For the listing below, give the count of lines containing "right", and no other text.

- Material provided

■ ■ ■ ■

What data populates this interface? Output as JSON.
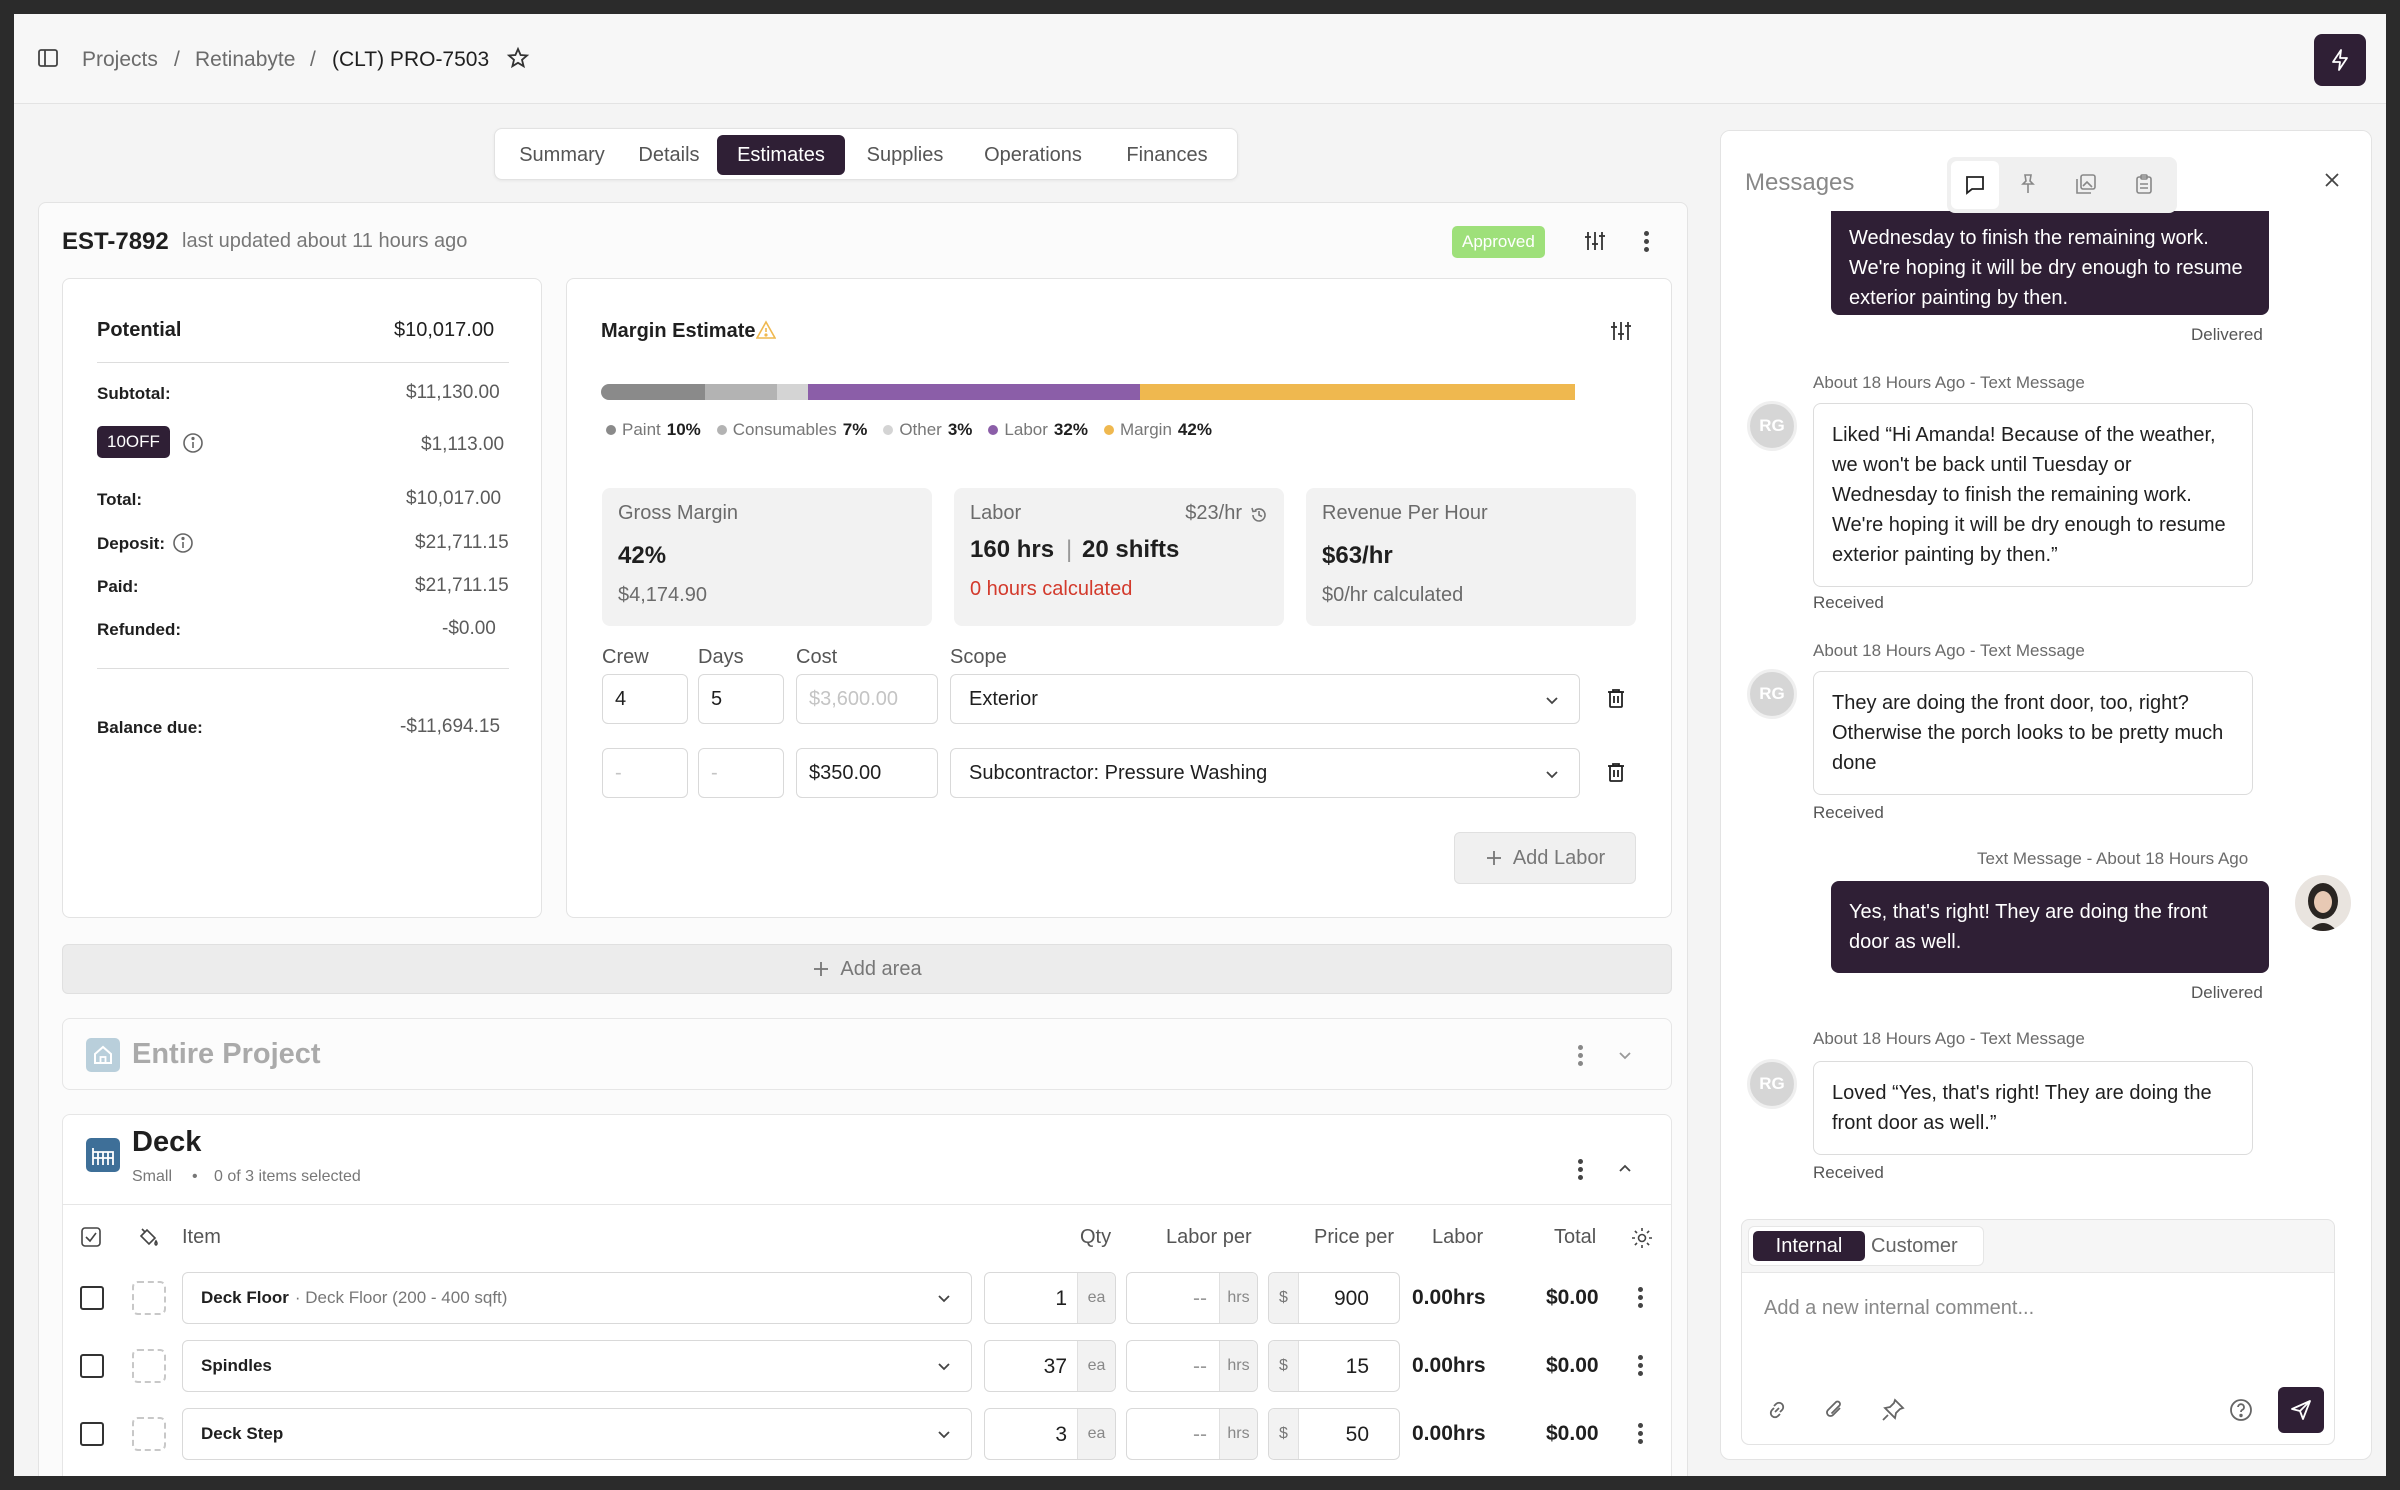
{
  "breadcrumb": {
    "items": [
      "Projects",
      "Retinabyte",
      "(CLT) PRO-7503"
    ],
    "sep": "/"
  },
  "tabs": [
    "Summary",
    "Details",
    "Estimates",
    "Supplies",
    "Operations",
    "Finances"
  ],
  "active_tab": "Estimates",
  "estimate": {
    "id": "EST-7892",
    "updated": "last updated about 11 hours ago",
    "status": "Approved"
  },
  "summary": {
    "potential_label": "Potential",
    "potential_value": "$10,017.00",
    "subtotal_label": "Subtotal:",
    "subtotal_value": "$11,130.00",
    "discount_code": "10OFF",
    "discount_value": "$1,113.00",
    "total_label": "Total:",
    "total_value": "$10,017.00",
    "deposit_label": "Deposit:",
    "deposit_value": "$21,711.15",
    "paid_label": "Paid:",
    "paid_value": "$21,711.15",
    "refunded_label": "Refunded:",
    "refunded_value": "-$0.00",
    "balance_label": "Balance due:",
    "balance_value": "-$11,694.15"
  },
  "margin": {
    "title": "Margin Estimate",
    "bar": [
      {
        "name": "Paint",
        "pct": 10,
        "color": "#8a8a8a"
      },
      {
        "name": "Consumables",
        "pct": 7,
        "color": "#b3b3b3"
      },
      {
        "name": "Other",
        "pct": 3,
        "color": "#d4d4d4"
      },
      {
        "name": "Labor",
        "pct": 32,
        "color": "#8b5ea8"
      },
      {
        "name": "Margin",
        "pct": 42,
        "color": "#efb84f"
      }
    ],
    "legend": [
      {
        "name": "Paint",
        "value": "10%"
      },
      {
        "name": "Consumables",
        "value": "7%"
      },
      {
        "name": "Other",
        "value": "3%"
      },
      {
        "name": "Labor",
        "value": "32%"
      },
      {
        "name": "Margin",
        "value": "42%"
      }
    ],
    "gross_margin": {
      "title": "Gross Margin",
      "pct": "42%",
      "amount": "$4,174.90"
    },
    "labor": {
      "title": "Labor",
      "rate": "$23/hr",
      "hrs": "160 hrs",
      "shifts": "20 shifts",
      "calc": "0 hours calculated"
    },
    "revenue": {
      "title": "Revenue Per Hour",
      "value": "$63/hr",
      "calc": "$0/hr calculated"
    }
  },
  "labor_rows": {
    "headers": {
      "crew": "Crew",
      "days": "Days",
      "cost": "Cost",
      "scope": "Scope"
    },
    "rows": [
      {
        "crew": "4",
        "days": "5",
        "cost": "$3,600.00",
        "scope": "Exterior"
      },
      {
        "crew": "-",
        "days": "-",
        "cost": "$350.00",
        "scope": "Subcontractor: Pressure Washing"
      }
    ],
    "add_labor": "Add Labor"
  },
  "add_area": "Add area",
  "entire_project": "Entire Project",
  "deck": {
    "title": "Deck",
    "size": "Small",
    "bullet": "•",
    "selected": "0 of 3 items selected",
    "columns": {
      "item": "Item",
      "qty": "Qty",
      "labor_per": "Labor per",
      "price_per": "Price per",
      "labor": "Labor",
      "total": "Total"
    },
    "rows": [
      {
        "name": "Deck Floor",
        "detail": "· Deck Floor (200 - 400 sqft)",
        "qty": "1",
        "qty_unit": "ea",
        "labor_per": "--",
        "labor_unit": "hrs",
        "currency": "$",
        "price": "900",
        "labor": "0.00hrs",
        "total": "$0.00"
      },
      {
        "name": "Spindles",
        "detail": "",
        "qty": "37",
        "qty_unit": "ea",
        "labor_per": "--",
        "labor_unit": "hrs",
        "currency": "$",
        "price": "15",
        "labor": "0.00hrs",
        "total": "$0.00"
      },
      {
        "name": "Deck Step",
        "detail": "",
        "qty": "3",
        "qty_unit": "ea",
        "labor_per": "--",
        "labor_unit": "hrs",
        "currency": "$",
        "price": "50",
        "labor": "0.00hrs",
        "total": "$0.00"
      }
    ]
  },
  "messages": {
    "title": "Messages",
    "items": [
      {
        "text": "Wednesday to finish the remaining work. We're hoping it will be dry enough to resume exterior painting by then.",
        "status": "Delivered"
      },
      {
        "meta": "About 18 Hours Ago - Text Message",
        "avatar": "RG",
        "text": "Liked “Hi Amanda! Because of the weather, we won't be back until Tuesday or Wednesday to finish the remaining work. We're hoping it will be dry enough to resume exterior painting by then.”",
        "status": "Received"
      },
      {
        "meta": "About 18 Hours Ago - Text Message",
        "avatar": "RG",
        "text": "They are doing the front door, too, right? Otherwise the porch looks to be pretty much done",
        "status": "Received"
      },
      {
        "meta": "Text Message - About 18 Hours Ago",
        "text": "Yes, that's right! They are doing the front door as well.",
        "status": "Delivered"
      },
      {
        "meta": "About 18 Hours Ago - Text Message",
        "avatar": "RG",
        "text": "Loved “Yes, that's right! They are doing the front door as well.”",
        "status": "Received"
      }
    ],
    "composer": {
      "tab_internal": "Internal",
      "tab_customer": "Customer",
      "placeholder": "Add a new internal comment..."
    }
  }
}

■ ■ ■ ■

- Correct result
3